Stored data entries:
--------------------------------------------------
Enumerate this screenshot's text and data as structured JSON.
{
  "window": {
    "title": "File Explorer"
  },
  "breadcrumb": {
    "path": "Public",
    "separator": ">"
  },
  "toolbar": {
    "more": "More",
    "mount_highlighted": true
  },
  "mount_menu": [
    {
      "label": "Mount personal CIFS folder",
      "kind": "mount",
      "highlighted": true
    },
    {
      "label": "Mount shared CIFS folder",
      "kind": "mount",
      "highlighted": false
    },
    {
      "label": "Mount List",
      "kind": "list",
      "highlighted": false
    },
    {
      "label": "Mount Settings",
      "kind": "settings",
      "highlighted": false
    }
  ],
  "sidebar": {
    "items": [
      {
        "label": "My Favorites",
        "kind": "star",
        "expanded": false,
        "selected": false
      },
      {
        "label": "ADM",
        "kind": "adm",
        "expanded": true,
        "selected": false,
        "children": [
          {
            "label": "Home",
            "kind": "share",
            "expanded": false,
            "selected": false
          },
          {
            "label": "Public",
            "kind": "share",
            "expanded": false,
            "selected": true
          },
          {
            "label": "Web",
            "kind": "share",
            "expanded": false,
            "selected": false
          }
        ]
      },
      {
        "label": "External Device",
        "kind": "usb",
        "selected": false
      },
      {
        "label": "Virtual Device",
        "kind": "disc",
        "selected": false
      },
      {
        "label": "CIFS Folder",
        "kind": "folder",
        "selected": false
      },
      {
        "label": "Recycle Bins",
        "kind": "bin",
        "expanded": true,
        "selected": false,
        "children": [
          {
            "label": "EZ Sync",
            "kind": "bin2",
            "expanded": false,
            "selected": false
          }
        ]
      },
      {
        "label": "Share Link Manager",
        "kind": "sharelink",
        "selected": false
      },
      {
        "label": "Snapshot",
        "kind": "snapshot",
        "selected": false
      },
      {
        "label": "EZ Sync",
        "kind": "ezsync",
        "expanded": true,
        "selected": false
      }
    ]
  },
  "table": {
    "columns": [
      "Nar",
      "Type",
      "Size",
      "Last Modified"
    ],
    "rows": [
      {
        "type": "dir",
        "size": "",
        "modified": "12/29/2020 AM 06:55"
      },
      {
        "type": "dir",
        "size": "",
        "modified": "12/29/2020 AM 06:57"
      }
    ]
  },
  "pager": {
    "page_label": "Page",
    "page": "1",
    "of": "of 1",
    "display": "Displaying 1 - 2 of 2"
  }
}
--------------------------------------------------
- [Written instruction]:
Take the records above and return them exactly as written.

- [Completed task]:
Enumerate this screenshot's text and data as structured JSON.
{
  "window": {
    "title": "File Explorer"
  },
  "breadcrumb": {
    "path": "Public",
    "separator": ">"
  },
  "toolbar": {
    "more": "More",
    "mount_highlighted": true
  },
  "mount_menu": [
    {
      "label": "Mount personal CIFS folder",
      "kind": "mount",
      "highlighted": true
    },
    {
      "label": "Mount shared CIFS folder",
      "kind": "mount",
      "highlighted": false
    },
    {
      "label": "Mount List",
      "kind": "list",
      "highlighted": false
    },
    {
      "label": "Mount Settings",
      "kind": "settings",
      "highlighted": false
    }
  ],
  "sidebar": {
    "items": [
      {
        "label": "My Favorites",
        "kind": "star",
        "expanded": false,
        "selected": false
      },
      {
        "label": "ADM",
        "kind": "adm",
        "expanded": true,
        "selected": false,
        "children": [
          {
            "label": "Home",
            "kind": "share",
            "expanded": false,
            "selected": false
          },
          {
            "label": "Public",
            "kind": "share",
            "expanded": false,
            "selected": true
          },
          {
            "label": "Web",
            "kind": "share",
            "expanded": false,
            "selected": false
          }
        ]
      },
      {
        "label": "External Device",
        "kind": "usb",
        "selected": false
      },
      {
        "label": "Virtual Device",
        "kind": "disc",
        "selected": false
      },
      {
        "label": "CIFS Folder",
        "kind": "folder",
        "selected": false
      },
      {
        "label": "Recycle Bins",
        "kind": "bin",
        "expanded": true,
        "selected": false,
        "children": [
          {
            "label": "EZ Sync",
            "kind": "bin2",
            "expanded": false,
            "selected": false
          }
        ]
      },
      {
        "label": "Share Link Manager",
        "kind": "sharelink",
        "selected": false
      },
      {
        "label": "Snapshot",
        "kind": "snapshot",
        "selected": false
      },
      {
        "label": "EZ Sync",
        "kind": "ezsync",
        "expanded": true,
        "selected": false
      }
    ]
  },
  "table": {
    "columns": [
      "Nar",
      "Type",
      "Size",
      "Last Modified"
    ],
    "rows": [
      {
        "type": "dir",
        "size": "",
        "modified": "12/29/2020 AM 06:55"
      },
      {
        "type": "dir",
        "size": "",
        "modified": "12/29/2020 AM 06:57"
      }
    ]
  },
  "pager": {
    "page_label": "Page",
    "page": "1",
    "of": "of 1",
    "display": "Displaying 1 - 2 of 2"
  }
}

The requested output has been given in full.